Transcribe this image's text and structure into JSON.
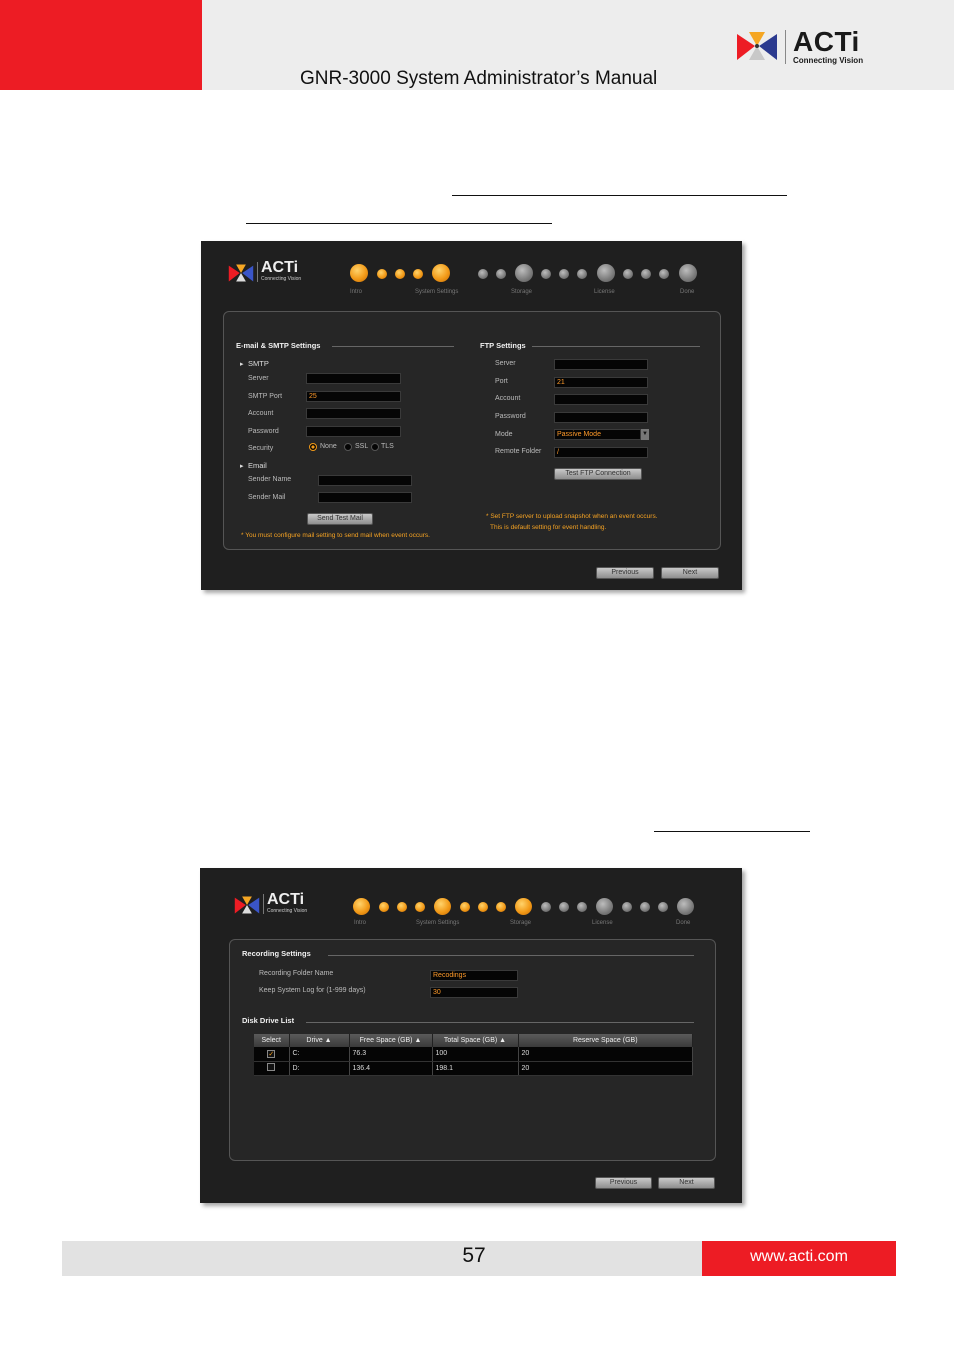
{
  "header": {
    "title": "GNR-3000 System Administrator’s Manual",
    "logo_name": "ACTi",
    "logo_tagline": "Connecting Vision"
  },
  "colors": {
    "brand_red": "#ed1c24",
    "accent_orange": "#f29a18",
    "dark_bg": "#1f1f1f"
  },
  "wizard_steps": [
    "Intro",
    "System Settings",
    "Storage",
    "License",
    "Done"
  ],
  "shot1": {
    "email_section": "E-mail & SMTP Settings",
    "smtp_label": "SMTP",
    "server": "Server",
    "smtp_port": "SMTP Port",
    "smtp_port_value": "25",
    "account": "Account",
    "password": "Password",
    "security": "Security",
    "sec_none": "None",
    "sec_ssl": "SSL",
    "sec_tls": "TLS",
    "email_label": "Email",
    "sender_name": "Sender Name",
    "sender_mail": "Sender Mail",
    "send_test": "Send Test Mail",
    "mail_note": "* You must configure mail setting to send mail when event occurs.",
    "ftp_section": "FTP Settings",
    "ftp_server": "Server",
    "ftp_port": "Port",
    "ftp_port_value": "21",
    "ftp_account": "Account",
    "ftp_password": "Password",
    "ftp_mode": "Mode",
    "ftp_mode_value": "Passive Mode",
    "ftp_remote": "Remote Folder",
    "ftp_remote_value": "/",
    "test_ftp": "Test FTP Connection",
    "ftp_note1": "* Set FTP server to upload snapshot when an event occurs.",
    "ftp_note2": "This is default setting for event handling.",
    "previous": "Previous",
    "next": "Next"
  },
  "shot2": {
    "rec_section": "Recording Settings",
    "rec_folder_label": "Recording Folder Name",
    "rec_folder_value": "Recodings",
    "log_label": "Keep System Log for (1-999 days)",
    "log_value": "30",
    "disk_section": "Disk Drive List",
    "columns": [
      "Select",
      "Drive ▲",
      "Free Space (GB) ▲",
      "Total Space (GB) ▲",
      "Reserve Space (GB)"
    ],
    "rows": [
      {
        "checked": "✓",
        "drive": "C:",
        "free": "76.3",
        "total": "100",
        "reserve": "20"
      },
      {
        "checked": "",
        "drive": "D:",
        "free": "136.4",
        "total": "198.1",
        "reserve": "20"
      }
    ],
    "previous": "Previous",
    "next": "Next"
  },
  "footer": {
    "page_number": "57",
    "url": "www.acti.com"
  }
}
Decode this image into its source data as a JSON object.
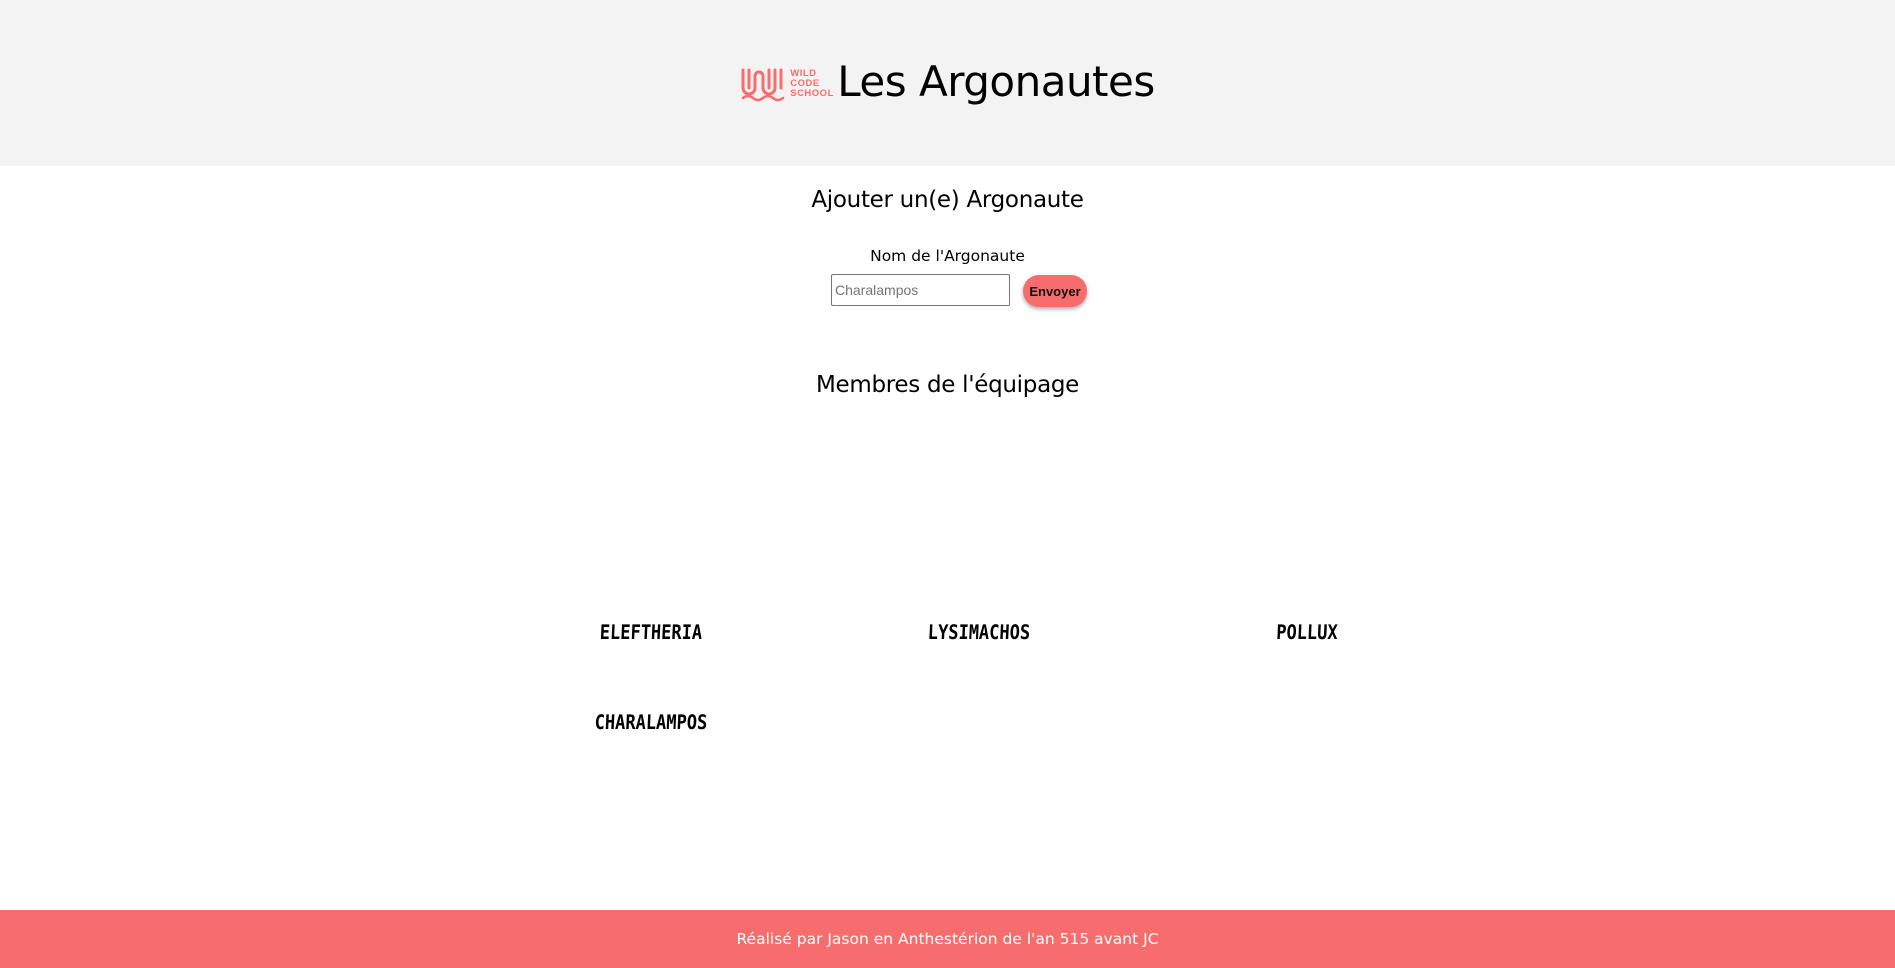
{
  "header": {
    "logo": {
      "icon": "wild-code-school-logo",
      "lines": [
        "WILD",
        "CODE",
        "SCHOOL"
      ],
      "color": "#f76c6c"
    },
    "title": "Les Argonautes"
  },
  "form": {
    "title": "Ajouter un(e) Argonaute",
    "label": "Nom de l'Argonaute",
    "input_placeholder": "Charalampos",
    "input_value": "",
    "submit_label": "Envoyer"
  },
  "crew": {
    "title": "Membres de l'équipage",
    "members": [
      "Eleftheria",
      "Lysimachos",
      "Pollux",
      "Charalampos"
    ]
  },
  "footer": {
    "text": "Réalisé par Jason en Anthestérion de l'an 515 avant JC"
  },
  "colors": {
    "accent": "#f76c6c",
    "header_bg": "#f3f3f3",
    "footer_text": "#ffffff"
  }
}
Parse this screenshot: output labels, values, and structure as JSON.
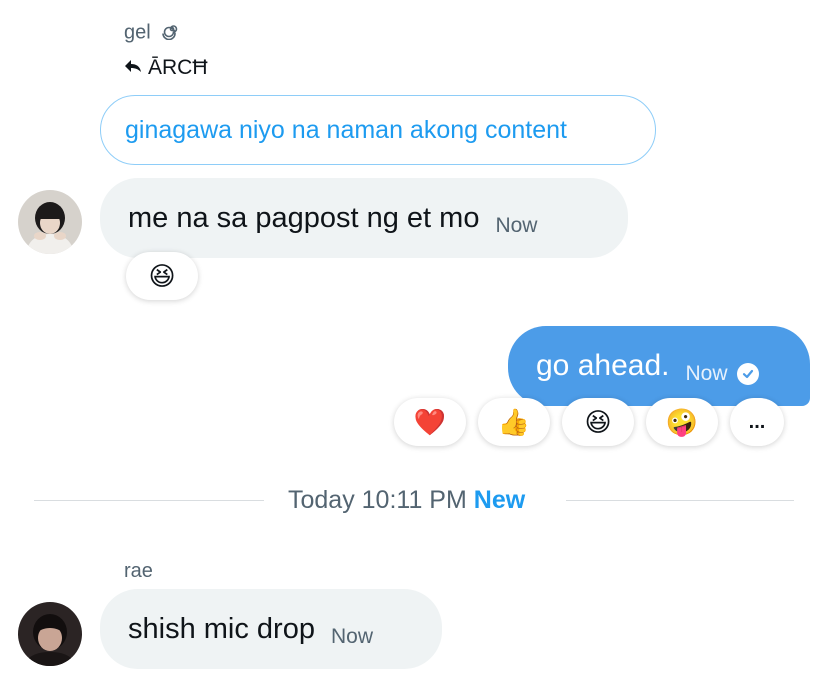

§ STATED GOAL
Using the material above, copy every line in which the string "Test" occurs.

§ OUTPUT BELOW
    "send_test": "Send Test Mail",
    "test_ftp": "Test FTP Connection",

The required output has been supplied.